-- Start DATASET ENTRIES --

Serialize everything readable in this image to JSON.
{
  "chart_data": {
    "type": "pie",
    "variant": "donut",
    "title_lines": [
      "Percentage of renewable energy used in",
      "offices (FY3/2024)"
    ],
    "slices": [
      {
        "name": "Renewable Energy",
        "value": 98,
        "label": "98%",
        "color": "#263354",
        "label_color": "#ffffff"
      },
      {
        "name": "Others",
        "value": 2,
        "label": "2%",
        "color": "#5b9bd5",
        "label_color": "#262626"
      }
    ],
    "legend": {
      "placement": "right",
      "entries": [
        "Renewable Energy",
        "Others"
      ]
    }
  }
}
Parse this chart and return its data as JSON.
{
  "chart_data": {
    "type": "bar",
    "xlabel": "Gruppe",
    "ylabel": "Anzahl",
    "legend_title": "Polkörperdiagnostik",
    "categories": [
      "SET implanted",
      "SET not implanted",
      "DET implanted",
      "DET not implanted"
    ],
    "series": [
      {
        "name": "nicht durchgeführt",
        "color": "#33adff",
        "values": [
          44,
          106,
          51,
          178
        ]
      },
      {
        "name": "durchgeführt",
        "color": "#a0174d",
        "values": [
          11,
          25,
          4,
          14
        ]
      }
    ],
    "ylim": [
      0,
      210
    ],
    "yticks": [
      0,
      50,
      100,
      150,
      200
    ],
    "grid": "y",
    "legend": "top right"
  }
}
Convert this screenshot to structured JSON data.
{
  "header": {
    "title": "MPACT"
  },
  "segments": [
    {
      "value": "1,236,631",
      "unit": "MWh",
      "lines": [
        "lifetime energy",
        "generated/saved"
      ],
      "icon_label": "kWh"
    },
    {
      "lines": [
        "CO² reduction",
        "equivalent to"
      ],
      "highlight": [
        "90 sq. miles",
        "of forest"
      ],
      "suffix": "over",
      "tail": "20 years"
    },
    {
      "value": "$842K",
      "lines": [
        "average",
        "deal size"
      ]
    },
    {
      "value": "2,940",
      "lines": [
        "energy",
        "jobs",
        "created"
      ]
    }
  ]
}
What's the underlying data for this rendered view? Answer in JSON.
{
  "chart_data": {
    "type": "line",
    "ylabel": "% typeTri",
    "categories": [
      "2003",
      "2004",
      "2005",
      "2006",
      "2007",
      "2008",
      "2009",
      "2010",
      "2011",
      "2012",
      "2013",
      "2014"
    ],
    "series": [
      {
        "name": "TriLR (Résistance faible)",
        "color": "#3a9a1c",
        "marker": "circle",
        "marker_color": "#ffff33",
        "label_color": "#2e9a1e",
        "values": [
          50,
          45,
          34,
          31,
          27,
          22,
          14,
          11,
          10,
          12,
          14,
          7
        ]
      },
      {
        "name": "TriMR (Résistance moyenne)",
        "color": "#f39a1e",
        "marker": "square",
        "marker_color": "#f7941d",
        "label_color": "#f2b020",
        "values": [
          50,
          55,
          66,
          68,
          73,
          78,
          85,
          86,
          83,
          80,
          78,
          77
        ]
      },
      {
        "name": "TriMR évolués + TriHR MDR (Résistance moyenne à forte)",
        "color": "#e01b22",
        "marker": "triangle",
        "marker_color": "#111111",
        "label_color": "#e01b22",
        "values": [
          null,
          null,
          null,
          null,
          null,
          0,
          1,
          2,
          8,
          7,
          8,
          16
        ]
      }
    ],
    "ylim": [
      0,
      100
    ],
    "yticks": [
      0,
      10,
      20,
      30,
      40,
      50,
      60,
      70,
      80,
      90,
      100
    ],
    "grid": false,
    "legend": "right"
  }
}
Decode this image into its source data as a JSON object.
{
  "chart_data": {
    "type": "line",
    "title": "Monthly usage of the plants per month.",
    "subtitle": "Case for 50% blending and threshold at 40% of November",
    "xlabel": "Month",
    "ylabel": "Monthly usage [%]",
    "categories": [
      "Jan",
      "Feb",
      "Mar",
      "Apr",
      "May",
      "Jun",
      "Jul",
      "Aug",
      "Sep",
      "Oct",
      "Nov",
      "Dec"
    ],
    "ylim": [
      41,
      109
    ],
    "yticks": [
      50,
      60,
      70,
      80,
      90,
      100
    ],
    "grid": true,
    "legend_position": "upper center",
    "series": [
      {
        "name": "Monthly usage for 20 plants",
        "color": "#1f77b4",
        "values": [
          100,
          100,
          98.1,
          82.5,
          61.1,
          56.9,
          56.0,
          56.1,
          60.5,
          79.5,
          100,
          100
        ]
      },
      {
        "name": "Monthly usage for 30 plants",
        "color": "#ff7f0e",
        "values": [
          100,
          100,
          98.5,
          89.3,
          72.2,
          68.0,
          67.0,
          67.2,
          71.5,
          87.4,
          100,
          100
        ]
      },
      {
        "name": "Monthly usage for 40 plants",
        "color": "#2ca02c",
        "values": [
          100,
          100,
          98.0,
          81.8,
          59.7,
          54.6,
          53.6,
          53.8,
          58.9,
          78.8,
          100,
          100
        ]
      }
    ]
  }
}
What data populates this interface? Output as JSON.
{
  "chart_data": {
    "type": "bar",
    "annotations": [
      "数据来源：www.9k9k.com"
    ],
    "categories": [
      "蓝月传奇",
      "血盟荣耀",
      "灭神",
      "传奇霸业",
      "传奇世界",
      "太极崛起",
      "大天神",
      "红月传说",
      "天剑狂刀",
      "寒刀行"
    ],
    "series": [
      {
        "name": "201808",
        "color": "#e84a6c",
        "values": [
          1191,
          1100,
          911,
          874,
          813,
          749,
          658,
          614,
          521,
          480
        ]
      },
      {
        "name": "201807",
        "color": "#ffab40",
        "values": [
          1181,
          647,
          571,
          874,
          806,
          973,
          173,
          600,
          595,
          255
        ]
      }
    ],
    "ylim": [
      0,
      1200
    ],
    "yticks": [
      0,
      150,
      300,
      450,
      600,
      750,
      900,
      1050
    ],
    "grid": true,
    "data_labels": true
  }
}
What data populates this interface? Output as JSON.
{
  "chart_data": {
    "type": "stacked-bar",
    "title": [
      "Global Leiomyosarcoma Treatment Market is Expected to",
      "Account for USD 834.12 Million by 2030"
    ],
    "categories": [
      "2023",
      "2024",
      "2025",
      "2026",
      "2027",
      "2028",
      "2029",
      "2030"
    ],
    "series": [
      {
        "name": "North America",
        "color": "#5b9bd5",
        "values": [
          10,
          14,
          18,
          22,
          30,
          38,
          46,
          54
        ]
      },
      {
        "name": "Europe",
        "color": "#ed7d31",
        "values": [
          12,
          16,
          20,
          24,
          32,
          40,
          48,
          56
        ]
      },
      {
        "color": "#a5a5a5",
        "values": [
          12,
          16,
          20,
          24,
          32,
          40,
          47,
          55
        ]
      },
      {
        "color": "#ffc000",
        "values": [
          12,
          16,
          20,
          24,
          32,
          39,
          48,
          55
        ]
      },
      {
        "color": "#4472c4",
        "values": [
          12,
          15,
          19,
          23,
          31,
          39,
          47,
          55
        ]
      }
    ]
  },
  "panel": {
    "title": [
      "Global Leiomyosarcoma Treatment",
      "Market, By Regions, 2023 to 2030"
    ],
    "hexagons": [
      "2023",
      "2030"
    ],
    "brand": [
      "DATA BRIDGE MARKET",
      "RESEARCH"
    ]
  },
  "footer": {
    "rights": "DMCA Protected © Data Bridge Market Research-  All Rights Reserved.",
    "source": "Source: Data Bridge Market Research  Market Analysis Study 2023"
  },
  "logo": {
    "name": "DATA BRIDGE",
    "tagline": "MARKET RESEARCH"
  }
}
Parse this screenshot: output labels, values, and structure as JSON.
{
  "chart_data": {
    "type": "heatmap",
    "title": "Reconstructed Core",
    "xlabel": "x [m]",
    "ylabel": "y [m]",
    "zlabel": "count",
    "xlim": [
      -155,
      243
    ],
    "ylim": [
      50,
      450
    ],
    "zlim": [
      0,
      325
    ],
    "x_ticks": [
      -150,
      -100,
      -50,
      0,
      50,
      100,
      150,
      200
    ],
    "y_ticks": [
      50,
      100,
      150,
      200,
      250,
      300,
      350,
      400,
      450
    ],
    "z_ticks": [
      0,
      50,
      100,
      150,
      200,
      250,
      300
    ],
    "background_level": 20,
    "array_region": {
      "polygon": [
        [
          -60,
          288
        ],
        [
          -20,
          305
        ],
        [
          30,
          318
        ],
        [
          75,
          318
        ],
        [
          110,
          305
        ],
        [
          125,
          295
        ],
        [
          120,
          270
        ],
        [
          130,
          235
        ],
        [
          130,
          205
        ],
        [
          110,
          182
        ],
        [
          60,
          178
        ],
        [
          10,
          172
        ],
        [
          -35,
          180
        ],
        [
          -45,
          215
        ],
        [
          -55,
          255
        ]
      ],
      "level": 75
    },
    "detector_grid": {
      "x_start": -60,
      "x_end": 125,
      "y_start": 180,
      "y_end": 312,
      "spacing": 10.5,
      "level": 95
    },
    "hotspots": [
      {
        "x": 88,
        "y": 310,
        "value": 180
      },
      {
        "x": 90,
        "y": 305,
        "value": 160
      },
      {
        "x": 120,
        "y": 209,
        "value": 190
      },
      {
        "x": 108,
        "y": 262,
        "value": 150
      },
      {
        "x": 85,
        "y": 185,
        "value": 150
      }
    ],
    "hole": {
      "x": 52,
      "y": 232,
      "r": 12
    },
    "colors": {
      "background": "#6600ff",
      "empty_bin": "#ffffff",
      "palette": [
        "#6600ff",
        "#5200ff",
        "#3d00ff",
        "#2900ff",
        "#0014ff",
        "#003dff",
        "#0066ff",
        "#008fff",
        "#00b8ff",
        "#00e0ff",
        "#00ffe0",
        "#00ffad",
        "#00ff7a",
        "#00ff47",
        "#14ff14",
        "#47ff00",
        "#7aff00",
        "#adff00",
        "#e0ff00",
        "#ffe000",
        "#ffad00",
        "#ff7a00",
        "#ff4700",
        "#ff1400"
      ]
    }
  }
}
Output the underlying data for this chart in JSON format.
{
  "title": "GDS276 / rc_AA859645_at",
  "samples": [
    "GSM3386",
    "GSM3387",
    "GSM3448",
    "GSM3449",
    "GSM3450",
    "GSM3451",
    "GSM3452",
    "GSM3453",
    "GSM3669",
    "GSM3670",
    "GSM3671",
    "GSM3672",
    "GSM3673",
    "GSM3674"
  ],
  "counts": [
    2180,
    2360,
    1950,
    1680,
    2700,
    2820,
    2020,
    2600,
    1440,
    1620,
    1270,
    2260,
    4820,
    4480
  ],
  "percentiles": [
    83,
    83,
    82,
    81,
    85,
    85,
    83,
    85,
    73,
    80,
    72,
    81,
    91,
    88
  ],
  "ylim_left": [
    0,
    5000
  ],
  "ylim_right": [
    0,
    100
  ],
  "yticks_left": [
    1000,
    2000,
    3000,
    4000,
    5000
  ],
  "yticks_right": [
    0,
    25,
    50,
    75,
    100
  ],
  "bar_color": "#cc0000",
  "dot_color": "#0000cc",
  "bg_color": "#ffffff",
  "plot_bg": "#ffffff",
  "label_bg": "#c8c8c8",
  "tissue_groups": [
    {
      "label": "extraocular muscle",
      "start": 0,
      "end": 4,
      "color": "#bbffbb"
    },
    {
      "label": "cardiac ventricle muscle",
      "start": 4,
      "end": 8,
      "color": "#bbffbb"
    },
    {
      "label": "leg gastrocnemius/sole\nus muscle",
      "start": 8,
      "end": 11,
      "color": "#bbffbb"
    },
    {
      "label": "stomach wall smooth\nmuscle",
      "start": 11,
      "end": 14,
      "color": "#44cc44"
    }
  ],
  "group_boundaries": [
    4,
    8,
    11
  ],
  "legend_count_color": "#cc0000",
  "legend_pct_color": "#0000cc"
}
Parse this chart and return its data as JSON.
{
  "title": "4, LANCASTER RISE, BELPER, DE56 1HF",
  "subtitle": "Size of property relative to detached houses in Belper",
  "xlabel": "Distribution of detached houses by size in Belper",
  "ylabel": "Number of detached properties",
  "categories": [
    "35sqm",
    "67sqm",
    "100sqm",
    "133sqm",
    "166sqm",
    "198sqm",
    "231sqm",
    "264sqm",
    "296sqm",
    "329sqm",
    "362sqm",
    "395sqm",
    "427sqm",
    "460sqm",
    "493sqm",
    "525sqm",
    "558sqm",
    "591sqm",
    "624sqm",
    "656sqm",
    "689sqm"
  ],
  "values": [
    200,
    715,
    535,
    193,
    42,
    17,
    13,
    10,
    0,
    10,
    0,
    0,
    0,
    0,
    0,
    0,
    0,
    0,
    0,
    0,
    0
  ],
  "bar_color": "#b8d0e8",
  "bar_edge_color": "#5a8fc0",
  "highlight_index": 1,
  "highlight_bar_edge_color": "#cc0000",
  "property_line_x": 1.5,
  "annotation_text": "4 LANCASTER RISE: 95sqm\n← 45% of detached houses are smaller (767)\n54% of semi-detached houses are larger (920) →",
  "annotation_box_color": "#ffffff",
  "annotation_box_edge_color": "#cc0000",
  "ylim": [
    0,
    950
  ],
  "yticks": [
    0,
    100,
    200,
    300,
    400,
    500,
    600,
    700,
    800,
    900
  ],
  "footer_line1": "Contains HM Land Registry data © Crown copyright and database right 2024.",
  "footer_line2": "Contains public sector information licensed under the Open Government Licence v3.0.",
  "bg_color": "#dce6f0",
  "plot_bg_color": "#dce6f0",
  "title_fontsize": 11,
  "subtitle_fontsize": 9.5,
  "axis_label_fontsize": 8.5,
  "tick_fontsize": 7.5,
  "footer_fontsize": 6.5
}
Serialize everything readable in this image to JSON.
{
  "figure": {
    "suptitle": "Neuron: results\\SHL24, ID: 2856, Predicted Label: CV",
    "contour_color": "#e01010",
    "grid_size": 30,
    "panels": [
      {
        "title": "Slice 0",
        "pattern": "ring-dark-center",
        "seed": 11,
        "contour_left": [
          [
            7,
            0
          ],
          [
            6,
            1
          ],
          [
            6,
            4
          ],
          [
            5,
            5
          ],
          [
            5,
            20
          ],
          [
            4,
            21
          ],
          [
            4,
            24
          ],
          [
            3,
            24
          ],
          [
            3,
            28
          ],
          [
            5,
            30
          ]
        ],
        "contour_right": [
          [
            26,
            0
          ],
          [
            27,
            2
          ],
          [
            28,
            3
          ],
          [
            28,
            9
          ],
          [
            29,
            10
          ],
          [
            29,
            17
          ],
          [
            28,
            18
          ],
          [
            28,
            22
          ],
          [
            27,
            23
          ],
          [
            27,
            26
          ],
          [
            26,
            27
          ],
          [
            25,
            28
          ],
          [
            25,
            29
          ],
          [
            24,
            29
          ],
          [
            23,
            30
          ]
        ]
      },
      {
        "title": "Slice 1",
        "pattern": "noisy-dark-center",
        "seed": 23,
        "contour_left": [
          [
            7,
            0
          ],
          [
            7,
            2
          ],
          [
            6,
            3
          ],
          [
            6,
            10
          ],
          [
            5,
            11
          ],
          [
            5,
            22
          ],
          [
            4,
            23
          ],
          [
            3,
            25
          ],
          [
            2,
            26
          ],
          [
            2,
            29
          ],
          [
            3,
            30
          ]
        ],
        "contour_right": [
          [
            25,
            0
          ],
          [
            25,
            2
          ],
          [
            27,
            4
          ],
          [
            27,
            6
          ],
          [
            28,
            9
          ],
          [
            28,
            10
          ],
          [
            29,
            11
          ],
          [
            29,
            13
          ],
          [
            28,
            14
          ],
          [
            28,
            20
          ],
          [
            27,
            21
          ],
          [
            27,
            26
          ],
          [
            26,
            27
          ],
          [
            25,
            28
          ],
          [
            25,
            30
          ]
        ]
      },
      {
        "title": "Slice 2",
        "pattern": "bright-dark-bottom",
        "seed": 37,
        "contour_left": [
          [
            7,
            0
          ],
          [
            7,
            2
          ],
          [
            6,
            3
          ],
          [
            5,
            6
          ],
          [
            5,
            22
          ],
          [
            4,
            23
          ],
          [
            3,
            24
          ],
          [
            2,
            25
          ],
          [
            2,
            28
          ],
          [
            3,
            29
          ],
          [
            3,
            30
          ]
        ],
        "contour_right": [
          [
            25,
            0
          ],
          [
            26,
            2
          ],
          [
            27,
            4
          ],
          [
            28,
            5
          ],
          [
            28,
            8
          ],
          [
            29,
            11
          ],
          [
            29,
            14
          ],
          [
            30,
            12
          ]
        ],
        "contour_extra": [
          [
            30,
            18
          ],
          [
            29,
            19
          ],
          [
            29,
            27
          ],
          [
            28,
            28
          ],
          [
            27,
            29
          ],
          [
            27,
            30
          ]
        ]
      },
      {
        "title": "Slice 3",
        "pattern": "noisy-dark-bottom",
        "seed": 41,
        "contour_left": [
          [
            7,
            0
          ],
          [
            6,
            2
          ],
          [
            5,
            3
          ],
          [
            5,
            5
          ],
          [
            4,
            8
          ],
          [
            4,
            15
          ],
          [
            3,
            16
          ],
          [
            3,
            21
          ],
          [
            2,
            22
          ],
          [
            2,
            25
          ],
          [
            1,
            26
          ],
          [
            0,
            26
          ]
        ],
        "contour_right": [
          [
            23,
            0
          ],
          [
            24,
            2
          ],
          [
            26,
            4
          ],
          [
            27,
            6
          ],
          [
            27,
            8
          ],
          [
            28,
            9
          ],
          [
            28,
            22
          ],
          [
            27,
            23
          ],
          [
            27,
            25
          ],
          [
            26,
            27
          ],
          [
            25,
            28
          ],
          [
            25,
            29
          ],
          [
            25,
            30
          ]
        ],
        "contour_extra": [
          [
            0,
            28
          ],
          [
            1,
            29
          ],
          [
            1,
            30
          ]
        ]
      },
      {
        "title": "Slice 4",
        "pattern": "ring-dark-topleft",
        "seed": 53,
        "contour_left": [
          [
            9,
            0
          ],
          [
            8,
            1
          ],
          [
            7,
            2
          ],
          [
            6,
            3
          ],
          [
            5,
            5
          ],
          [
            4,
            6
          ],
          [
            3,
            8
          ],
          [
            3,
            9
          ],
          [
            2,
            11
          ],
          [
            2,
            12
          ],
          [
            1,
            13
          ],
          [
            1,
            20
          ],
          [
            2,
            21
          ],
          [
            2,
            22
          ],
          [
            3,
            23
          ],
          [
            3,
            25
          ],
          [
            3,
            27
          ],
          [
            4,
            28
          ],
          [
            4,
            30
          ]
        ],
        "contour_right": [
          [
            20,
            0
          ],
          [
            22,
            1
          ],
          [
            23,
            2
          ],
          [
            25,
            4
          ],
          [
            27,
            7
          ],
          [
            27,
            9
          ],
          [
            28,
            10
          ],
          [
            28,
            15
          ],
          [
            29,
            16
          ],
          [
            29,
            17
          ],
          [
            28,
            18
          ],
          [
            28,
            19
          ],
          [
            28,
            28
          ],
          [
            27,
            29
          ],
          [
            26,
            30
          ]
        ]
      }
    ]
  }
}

-- End DATASET ENTRIES --

* **DIRECTIONS**
Only lines with "Global" are wanted here; list each of them.

* **EXPECTED ANSWER**
      "Global Leiomyosarcoma Treatment Market is Expected to",
      "Global Leiomyosarcoma Treatment",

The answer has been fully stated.